* Begin Source excerpt *
Despite the advancements in numerical modelling and computational tools, turbulence models are mainly based on a series of assumptions or simplifications, which may be mathematically plausible but do not necessarily accord with the actual physics in a turbulent flow. Nevertheless, turbulence modelling is inherently connected to the design and development process in internal turbomachinery applications. In the past numerical tools were validated through experimental investigations in simplified test rig geometries, while lately the interest has shifted towards experimental data acquisition under realistic complex flow conditions 9, 25, 20.
In most studies the turbulence quantities are derived from hot-wire anemometry measurements. However, the hot-wire probes suffer from their inherent fragility and loss of sensitivity at high Mach numbers which makes them suitable for lightly loaded, low-speed turbomachines. To overcome this issue fast-response pressure probes equipped with embedded piezo-resistive pressure sensors have been developed for highly loaded and high-speed turbomachines. Heneka was probably the first one to attempt deriving turbulence quantities with a 4-hole wedge unsteady probe 12. This probe was used for turbulence measurements in both freejet and high speed compressor by Ruck et al. 29, 30. 11 developed a miniature 4-sensor Fast Response Aerodynamic Probe (FRAP-4S), which was used to derive turbulence parameters in a pipe flow. In another work, 17 measured time-resolved flow quantities using a 1-sensor FRAP, assuming isotropic conditions and incompressible flow. 25 presented a methodology to infer turbulence quantities, for incompressible flows, in all three spatial directions, using the standard FRAP-2S under virtual 4-sensor mode (V4S) 24. Similarly, yawing a 1-sensor unsteady probe in different positions in order to derive the turbulent parameters was also demonstrated 23.
* End Source excerpt *
* Begin Data listing *
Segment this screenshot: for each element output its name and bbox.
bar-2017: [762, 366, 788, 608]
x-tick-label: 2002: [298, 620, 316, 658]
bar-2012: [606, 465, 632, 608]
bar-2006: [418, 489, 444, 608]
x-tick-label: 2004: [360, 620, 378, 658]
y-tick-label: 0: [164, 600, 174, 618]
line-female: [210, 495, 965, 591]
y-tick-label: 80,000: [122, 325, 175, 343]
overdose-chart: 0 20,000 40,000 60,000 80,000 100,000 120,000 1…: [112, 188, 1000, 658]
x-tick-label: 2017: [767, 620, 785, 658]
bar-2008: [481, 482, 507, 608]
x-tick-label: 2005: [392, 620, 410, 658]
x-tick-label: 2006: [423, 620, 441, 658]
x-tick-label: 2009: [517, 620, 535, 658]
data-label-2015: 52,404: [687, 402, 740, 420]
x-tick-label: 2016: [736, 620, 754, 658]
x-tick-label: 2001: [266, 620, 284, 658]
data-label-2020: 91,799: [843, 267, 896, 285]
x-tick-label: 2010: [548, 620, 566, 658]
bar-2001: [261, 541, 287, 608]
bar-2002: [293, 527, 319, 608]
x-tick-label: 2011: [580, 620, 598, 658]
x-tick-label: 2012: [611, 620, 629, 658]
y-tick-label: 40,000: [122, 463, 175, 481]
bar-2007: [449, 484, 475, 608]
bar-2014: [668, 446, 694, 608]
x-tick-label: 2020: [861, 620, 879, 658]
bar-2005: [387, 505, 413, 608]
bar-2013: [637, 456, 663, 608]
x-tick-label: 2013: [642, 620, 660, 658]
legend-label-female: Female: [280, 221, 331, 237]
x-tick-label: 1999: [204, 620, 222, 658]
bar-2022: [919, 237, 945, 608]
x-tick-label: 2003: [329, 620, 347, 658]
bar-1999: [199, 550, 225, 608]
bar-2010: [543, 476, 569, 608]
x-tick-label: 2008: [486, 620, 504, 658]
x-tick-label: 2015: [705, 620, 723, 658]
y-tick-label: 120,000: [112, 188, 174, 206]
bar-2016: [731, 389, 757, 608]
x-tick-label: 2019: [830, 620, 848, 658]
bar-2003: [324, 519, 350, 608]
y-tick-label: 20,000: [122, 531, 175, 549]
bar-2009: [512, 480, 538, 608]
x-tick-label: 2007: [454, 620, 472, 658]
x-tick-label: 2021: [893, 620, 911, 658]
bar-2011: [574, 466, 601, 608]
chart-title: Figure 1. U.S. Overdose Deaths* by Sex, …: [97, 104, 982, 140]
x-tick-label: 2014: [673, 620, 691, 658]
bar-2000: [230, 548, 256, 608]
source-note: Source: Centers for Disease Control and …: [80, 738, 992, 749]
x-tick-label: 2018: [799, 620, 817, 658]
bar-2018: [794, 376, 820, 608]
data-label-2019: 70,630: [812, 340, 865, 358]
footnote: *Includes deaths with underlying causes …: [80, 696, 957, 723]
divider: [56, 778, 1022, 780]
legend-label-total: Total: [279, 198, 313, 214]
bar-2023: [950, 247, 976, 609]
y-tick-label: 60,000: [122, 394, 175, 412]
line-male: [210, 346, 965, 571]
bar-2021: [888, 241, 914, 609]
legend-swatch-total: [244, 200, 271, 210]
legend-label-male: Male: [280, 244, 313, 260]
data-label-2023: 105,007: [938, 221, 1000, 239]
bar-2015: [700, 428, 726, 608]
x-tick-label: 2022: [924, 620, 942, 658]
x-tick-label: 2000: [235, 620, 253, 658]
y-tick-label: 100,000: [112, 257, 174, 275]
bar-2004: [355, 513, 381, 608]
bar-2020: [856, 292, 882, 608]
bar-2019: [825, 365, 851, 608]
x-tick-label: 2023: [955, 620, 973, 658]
* End Data listing *
| Tasks to carry out |
• A. Could you repeat, word for word, the part of the excerpt on turbulence measurement from "Despite the advancements" up to and including "conditions 9, 25, 20."?
• B. Could you reproduce the listing lines exactly, from the start of the listing up to and including the line with "x-tick-label: 2019: [830, 620, 848, 658]"?
The excerpt on turbulence measurement and the listing come from unrelated sources.

| Exercise responses |
• A.
Despite the advancements in numerical modelling and computational tools, turbulence models are mainly based on a series of assumptions or simplifications, which may be mathematically plausible but do not necessarily accord with the actual physics in a turbulent flow. Nevertheless, turbulence modelling is inherently connected to the design and development process in internal turbomachinery applications. In the past numerical tools were validated through experimental investigations in simplified test rig geometries, while lately the interest has shifted towards experimental data acquisition under realistic complex flow conditions 9, 25, 20.

• B.
Segment this screenshot: for each element output its name and bbox.
bar-2017: [762, 366, 788, 608]
x-tick-label: 2002: [298, 620, 316, 658]
bar-2012: [606, 465, 632, 608]
bar-2006: [418, 489, 444, 608]
x-tick-label: 2004: [360, 620, 378, 658]
y-tick-label: 0: [164, 600, 174, 618]
line-female: [210, 495, 965, 591]
y-tick-label: 80,000: [122, 325, 175, 343]
overdose-chart: 0 20,000 40,000 60,000 80,000 100,000 120,000 1…: [112, 188, 1000, 658]
x-tick-label: 2017: [767, 620, 785, 658]
bar-2008: [481, 482, 507, 608]
x-tick-label: 2005: [392, 620, 410, 658]
x-tick-label: 2006: [423, 620, 441, 658]
x-tick-label: 2009: [517, 620, 535, 658]
data-label-2015: 52,404: [687, 402, 740, 420]
x-tick-label: 2016: [736, 620, 754, 658]
x-tick-label: 2001: [266, 620, 284, 658]
data-label-2020: 91,799: [843, 267, 896, 285]
x-tick-label: 2010: [548, 620, 566, 658]
bar-2001: [261, 541, 287, 608]
bar-2002: [293, 527, 319, 608]
x-tick-label: 2011: [580, 620, 598, 658]
x-tick-label: 2012: [611, 620, 629, 658]
y-tick-label: 40,000: [122, 463, 175, 481]
bar-2007: [449, 484, 475, 608]
bar-2014: [668, 446, 694, 608]
x-tick-label: 2020: [861, 620, 879, 658]
bar-2005: [387, 505, 413, 608]
bar-2013: [637, 456, 663, 608]
x-tick-label: 2013: [642, 620, 660, 658]
legend-label-female: Female: [280, 221, 331, 237]
x-tick-label: 1999: [204, 620, 222, 658]
bar-2022: [919, 237, 945, 608]
x-tick-label: 2003: [329, 620, 347, 658]
bar-1999: [199, 550, 225, 608]
bar-2010: [543, 476, 569, 608]
x-tick-label: 2008: [486, 620, 504, 658]
x-tick-label: 2015: [705, 620, 723, 658]
y-tick-label: 120,000: [112, 188, 174, 206]
bar-2016: [731, 389, 757, 608]
x-tick-label: 2019: [830, 620, 848, 658]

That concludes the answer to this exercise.